◆ **Document section**
- Opening Delimiter -
We also analyzed the number of NK cells as well as macrophages in this study. A high amount of intrafollicular NK cells (identified by CD56) was associated with longer PFS in the rituximab cohort (p = 0.0276). This may point to an increased antibody-dependent cellular cytotoxicity as described previously (Fischer et al. 2006). It has also been reported that rituximab was able to activate previously hyposensitive NK cells to broaden the therapeutic effect (Du et al. 2014). In our small cohort, patients with high counts of intrafollicular macrophages showed prolonged PFS under therapy with rituximab compared to MCP alone (p = 0.0419), also in keeping with others (Canioni et al. 2008; Taskinen et al. 2007). In contrast, Blaker et al. found that a higher number of intrafollicular CD68-positive macrophages was associated with a higher likelihood of transformation of follicular lymphoma patients into aggressive B-cell lymphoma (Blaker et al. 2016). In their study, all patients had been treated with rituximab-based protocols. However, our study addressed the difference between a small cohort of follicular lymphoma patients treated with rituximab-based chemotherapy and compared this with the cohort treated with chemotherapy only. Both studies thus focused on different issues.

Our study suffers from small numbers, and we used a criterion of p < 0.05 for nominal statistical significance. Therefore, the data presented in this paper need to be interpreted with caution. However, the patients were balanced between the two arms of the original protocol, and the clinical outcome of the 18 patients analyzed here reflected the original trial. As the numbers are small, the data need to be confirmed in larger trials. For such future trials, we propose that the levels as determined for each antigen in the present study (see suppl. Table 3) may be applied as cut-off values since we here demonstrated that the cohort of 18 patients analyzed was representative for the whole trial (see Fig. 1). Naturally, as the chemotherapy given in this trial is not used any more (MCP), we cannot rule out that the herein observed rituximab-based immune activating effect would also be observed when using other chemotherapy regimens such as CHOP or bendamustine. It would also be interesting to apply—in addition to the markers analyzed here—the mutational load of the respective samples, as given in the m7-FLIPI (Pastore et al. 2015).
- Closing Delimiter -
(Bounding box prediction data)
- Opening Delimiter -
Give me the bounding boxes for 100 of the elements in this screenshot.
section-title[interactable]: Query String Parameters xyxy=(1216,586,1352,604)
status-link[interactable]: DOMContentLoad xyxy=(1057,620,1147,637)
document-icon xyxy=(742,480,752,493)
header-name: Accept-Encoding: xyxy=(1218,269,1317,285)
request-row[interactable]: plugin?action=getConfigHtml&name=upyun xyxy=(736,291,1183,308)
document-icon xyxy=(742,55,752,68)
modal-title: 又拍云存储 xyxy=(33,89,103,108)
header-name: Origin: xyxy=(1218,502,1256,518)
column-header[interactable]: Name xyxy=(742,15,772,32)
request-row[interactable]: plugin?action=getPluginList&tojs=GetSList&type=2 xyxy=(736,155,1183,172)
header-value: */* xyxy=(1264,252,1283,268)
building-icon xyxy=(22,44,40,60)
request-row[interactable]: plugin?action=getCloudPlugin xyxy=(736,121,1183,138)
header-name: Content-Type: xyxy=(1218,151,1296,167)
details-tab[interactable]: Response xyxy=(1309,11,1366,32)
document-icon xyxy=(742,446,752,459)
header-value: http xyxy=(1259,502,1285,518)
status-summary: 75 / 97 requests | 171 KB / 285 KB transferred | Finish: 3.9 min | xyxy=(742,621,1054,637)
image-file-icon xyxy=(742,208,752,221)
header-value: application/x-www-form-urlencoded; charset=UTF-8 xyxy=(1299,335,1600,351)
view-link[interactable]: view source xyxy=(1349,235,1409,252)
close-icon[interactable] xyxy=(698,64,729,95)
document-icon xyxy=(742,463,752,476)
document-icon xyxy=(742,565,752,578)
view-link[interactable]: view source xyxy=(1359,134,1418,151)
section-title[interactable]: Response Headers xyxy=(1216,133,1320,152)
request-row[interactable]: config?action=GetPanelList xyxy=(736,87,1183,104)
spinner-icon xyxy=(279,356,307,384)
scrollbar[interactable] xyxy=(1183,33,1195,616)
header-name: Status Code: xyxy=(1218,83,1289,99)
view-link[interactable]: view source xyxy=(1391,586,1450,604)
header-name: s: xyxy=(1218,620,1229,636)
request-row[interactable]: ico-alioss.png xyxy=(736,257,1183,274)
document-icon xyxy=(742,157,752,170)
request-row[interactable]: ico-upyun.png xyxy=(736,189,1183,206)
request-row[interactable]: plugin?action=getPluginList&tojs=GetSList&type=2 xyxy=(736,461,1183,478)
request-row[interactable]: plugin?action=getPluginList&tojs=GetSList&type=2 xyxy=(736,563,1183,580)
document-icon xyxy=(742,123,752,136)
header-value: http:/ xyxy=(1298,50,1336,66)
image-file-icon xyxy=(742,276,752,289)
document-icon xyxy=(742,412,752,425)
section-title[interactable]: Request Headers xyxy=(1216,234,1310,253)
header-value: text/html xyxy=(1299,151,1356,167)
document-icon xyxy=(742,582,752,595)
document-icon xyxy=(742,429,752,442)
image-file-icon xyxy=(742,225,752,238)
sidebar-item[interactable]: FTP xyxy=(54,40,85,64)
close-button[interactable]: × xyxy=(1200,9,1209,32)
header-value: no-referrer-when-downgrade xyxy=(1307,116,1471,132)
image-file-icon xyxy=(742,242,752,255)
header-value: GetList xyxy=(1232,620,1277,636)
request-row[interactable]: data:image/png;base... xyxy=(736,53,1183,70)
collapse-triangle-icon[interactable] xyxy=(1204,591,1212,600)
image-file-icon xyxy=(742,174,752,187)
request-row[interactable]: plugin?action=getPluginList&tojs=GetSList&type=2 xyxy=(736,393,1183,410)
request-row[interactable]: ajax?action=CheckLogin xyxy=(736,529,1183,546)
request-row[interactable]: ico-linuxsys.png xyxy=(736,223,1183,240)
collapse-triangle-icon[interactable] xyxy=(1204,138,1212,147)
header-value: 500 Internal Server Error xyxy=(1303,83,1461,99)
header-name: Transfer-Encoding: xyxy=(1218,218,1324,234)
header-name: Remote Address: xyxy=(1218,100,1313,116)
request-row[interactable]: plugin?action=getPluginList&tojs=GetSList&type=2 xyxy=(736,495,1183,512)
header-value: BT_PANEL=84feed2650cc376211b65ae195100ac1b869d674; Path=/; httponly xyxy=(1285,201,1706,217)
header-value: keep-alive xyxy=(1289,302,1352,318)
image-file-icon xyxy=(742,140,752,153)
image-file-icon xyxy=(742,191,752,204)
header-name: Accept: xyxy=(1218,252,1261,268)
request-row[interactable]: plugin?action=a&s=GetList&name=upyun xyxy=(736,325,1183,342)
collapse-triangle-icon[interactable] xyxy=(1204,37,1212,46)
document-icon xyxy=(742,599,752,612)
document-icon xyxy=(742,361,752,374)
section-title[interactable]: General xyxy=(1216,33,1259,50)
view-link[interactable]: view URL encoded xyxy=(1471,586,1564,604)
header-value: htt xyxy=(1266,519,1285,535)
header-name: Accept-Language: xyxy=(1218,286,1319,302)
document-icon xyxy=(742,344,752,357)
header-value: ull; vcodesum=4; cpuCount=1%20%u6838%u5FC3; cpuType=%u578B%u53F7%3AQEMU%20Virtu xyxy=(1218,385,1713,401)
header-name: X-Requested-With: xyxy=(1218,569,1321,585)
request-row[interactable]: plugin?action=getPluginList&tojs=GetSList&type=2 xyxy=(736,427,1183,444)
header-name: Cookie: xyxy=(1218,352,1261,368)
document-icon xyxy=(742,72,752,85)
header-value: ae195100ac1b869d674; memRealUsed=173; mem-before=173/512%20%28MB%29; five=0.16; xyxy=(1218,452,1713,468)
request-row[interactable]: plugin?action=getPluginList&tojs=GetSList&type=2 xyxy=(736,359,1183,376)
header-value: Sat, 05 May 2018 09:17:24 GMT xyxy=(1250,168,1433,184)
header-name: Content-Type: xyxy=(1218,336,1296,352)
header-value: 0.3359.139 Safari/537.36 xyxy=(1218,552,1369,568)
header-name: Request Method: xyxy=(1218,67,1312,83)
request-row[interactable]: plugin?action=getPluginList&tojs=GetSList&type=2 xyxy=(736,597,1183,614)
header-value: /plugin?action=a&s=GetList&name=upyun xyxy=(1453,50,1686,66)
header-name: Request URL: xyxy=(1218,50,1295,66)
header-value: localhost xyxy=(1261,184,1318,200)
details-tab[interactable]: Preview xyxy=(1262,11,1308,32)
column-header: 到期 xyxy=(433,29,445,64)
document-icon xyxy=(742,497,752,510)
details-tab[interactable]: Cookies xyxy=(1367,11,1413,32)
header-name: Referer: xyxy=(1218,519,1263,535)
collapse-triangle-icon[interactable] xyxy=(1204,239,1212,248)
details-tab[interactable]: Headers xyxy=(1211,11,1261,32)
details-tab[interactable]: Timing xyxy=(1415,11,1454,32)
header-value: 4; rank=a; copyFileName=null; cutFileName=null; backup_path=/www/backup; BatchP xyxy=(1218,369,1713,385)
- Closing Delimiter -
◆ **Assignment**
In the follicular lymphoma text, which marker was used to identify intrafollicular NK cells?

◆ **Task result**
CD56